PROBLEM TO WORK ON |
Copy nothing but the text: repeat each entry exactly and drop the images.

━━━━━━━━━━

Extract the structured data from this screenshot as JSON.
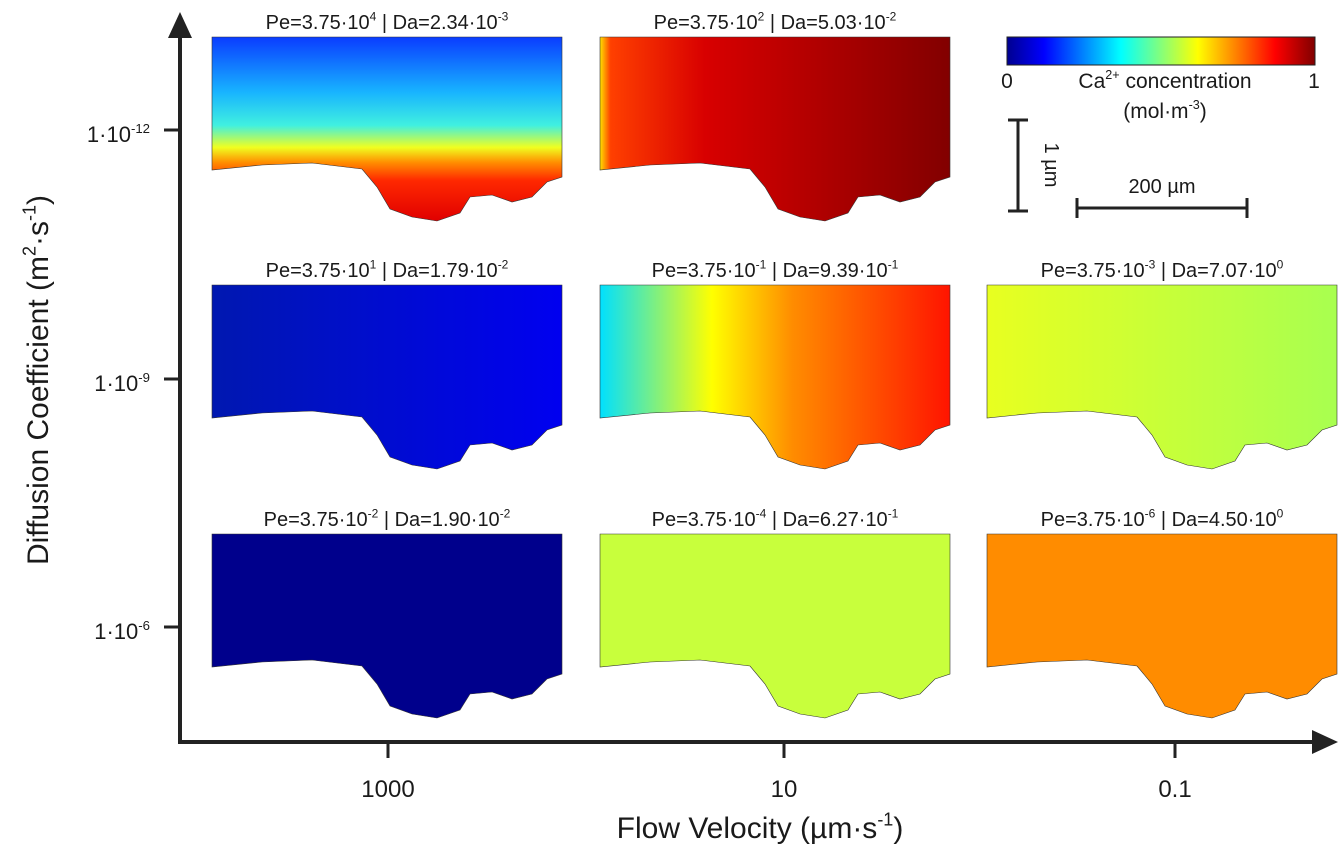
{
  "y_axis": {
    "label": [
      "Diffusion Coefficient (m",
      "2",
      "·s",
      "-1",
      ")"
    ],
    "ticks": [
      [
        "1·10",
        "-12"
      ],
      [
        "1·10",
        "-9"
      ],
      [
        "1·10",
        "-6"
      ]
    ]
  },
  "x_axis": {
    "label": [
      "Flow Velocity (µm·s",
      "-1",
      ")"
    ],
    "ticks": [
      "1000",
      "10",
      "0.1"
    ]
  },
  "panels": [
    {
      "title": [
        "Pe=3.75·10",
        "4",
        " | Da=2.34·10",
        "-3"
      ],
      "gradient": {
        "direction": "vertical",
        "stops": [
          [
            0,
            "#0a3cff"
          ],
          [
            0.3,
            "#18b4ff"
          ],
          [
            0.48,
            "#40f0e0"
          ],
          [
            0.6,
            "#f0ff20"
          ],
          [
            0.68,
            "#ff9000"
          ],
          [
            0.78,
            "#ff2800"
          ],
          [
            1,
            "#e00000"
          ]
        ]
      }
    },
    {
      "title": [
        "Pe=3.75·10",
        "2",
        " | Da=5.03·10",
        "-2"
      ],
      "gradient": {
        "direction": "horizontal",
        "stops": [
          [
            0,
            "#ffe000"
          ],
          [
            0.03,
            "#ff4000"
          ],
          [
            0.3,
            "#d80000"
          ],
          [
            1,
            "#820000"
          ]
        ]
      }
    },
    {
      "title": [
        "Pe=3.75·10",
        "1",
        " | Da=1.79·10",
        "-2"
      ],
      "gradient": {
        "direction": "horizontal",
        "stops": [
          [
            0,
            "#0018b0"
          ],
          [
            1,
            "#0000f0"
          ]
        ]
      }
    },
    {
      "title": [
        "Pe=3.75·10",
        "-1",
        " | Da=9.39·10",
        "-1"
      ],
      "gradient": {
        "direction": "horizontal",
        "stops": [
          [
            0,
            "#00e0ff"
          ],
          [
            0.32,
            "#ffff00"
          ],
          [
            0.55,
            "#ff8c00"
          ],
          [
            1,
            "#ff1400"
          ]
        ]
      }
    },
    {
      "title": [
        "Pe=3.75·10",
        "-3",
        " | Da=7.07·10",
        "0"
      ],
      "gradient": {
        "direction": "horizontal",
        "stops": [
          [
            0,
            "#e8ff20"
          ],
          [
            1,
            "#a8ff50"
          ]
        ]
      }
    },
    {
      "title": [
        "Pe=3.75·10",
        "-2",
        " | Da=1.90·10",
        "-2"
      ],
      "gradient": {
        "direction": "horizontal",
        "stops": [
          [
            0,
            "#00008c"
          ],
          [
            1,
            "#00008c"
          ]
        ]
      }
    },
    {
      "title": [
        "Pe=3.75·10",
        "-4",
        " | Da=6.27·10",
        "-1"
      ],
      "gradient": {
        "direction": "horizontal",
        "stops": [
          [
            0,
            "#c8ff3c"
          ],
          [
            1,
            "#c8ff3c"
          ]
        ]
      }
    },
    {
      "title": [
        "Pe=3.75·10",
        "-6",
        " | Da=4.50·10",
        "0"
      ],
      "gradient": {
        "direction": "horizontal",
        "stops": [
          [
            0,
            "#ff8c00"
          ],
          [
            1,
            "#ff8c00"
          ]
        ]
      }
    }
  ],
  "colorbar": {
    "stops": [
      [
        0,
        "#00008f"
      ],
      [
        0.12,
        "#0000ff"
      ],
      [
        0.37,
        "#00ffff"
      ],
      [
        0.62,
        "#ffff00"
      ],
      [
        0.87,
        "#ff0000"
      ],
      [
        1,
        "#800000"
      ]
    ],
    "min_label": "0",
    "max_label": "1",
    "label": [
      "Ca",
      "2+",
      " concentration"
    ],
    "units": [
      "(mol·m",
      "-3",
      ")"
    ]
  },
  "scale_bars": {
    "vertical": "1 µm",
    "horizontal": "200 µm"
  }
}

━━━━━━━━━━

RESPONSE TO THIS TASK |
Extract the structured data from this screenshot as JSON.
{
  "y_axis": {
    "label": [
      "Diffusion Coefficient (m",
      "2",
      "·s",
      "-1",
      ")"
    ],
    "ticks": [
      [
        "1·10",
        "-12"
      ],
      [
        "1·10",
        "-9"
      ],
      [
        "1·10",
        "-6"
      ]
    ]
  },
  "x_axis": {
    "label": [
      "Flow Velocity (µm·s",
      "-1",
      ")"
    ],
    "ticks": [
      "1000",
      "10",
      "0.1"
    ]
  },
  "panels": [
    {
      "title": [
        "Pe=3.75·10",
        "4",
        " | Da=2.34·10",
        "-3"
      ],
      "gradient": {
        "direction": "vertical",
        "stops": [
          [
            0,
            "#0a3cff"
          ],
          [
            0.3,
            "#18b4ff"
          ],
          [
            0.48,
            "#40f0e0"
          ],
          [
            0.6,
            "#f0ff20"
          ],
          [
            0.68,
            "#ff9000"
          ],
          [
            0.78,
            "#ff2800"
          ],
          [
            1,
            "#e00000"
          ]
        ]
      }
    },
    {
      "title": [
        "Pe=3.75·10",
        "2",
        " | Da=5.03·10",
        "-2"
      ],
      "gradient": {
        "direction": "horizontal",
        "stops": [
          [
            0,
            "#ffe000"
          ],
          [
            0.03,
            "#ff4000"
          ],
          [
            0.3,
            "#d80000"
          ],
          [
            1,
            "#820000"
          ]
        ]
      }
    },
    {
      "title": [
        "Pe=3.75·10",
        "1",
        " | Da=1.79·10",
        "-2"
      ],
      "gradient": {
        "direction": "horizontal",
        "stops": [
          [
            0,
            "#0018b0"
          ],
          [
            1,
            "#0000f0"
          ]
        ]
      }
    },
    {
      "title": [
        "Pe=3.75·10",
        "-1",
        " | Da=9.39·10",
        "-1"
      ],
      "gradient": {
        "direction": "horizontal",
        "stops": [
          [
            0,
            "#00e0ff"
          ],
          [
            0.32,
            "#ffff00"
          ],
          [
            0.55,
            "#ff8c00"
          ],
          [
            1,
            "#ff1400"
          ]
        ]
      }
    },
    {
      "title": [
        "Pe=3.75·10",
        "-3",
        " | Da=7.07·10",
        "0"
      ],
      "gradient": {
        "direction": "horizontal",
        "stops": [
          [
            0,
            "#e8ff20"
          ],
          [
            1,
            "#a8ff50"
          ]
        ]
      }
    },
    {
      "title": [
        "Pe=3.75·10",
        "-2",
        " | Da=1.90·10",
        "-2"
      ],
      "gradient": {
        "direction": "horizontal",
        "stops": [
          [
            0,
            "#00008c"
          ],
          [
            1,
            "#00008c"
          ]
        ]
      }
    },
    {
      "title": [
        "Pe=3.75·10",
        "-4",
        " | Da=6.27·10",
        "-1"
      ],
      "gradient": {
        "direction": "horizontal",
        "stops": [
          [
            0,
            "#c8ff3c"
          ],
          [
            1,
            "#c8ff3c"
          ]
        ]
      }
    },
    {
      "title": [
        "Pe=3.75·10",
        "-6",
        " | Da=4.50·10",
        "0"
      ],
      "gradient": {
        "direction": "horizontal",
        "stops": [
          [
            0,
            "#ff8c00"
          ],
          [
            1,
            "#ff8c00"
          ]
        ]
      }
    }
  ],
  "colorbar": {
    "stops": [
      [
        0,
        "#00008f"
      ],
      [
        0.12,
        "#0000ff"
      ],
      [
        0.37,
        "#00ffff"
      ],
      [
        0.62,
        "#ffff00"
      ],
      [
        0.87,
        "#ff0000"
      ],
      [
        1,
        "#800000"
      ]
    ],
    "min_label": "0",
    "max_label": "1",
    "label": [
      "Ca",
      "2+",
      " concentration"
    ],
    "units": [
      "(mol·m",
      "-3",
      ")"
    ]
  },
  "scale_bars": {
    "vertical": "1 µm",
    "horizontal": "200 µm"
  }
}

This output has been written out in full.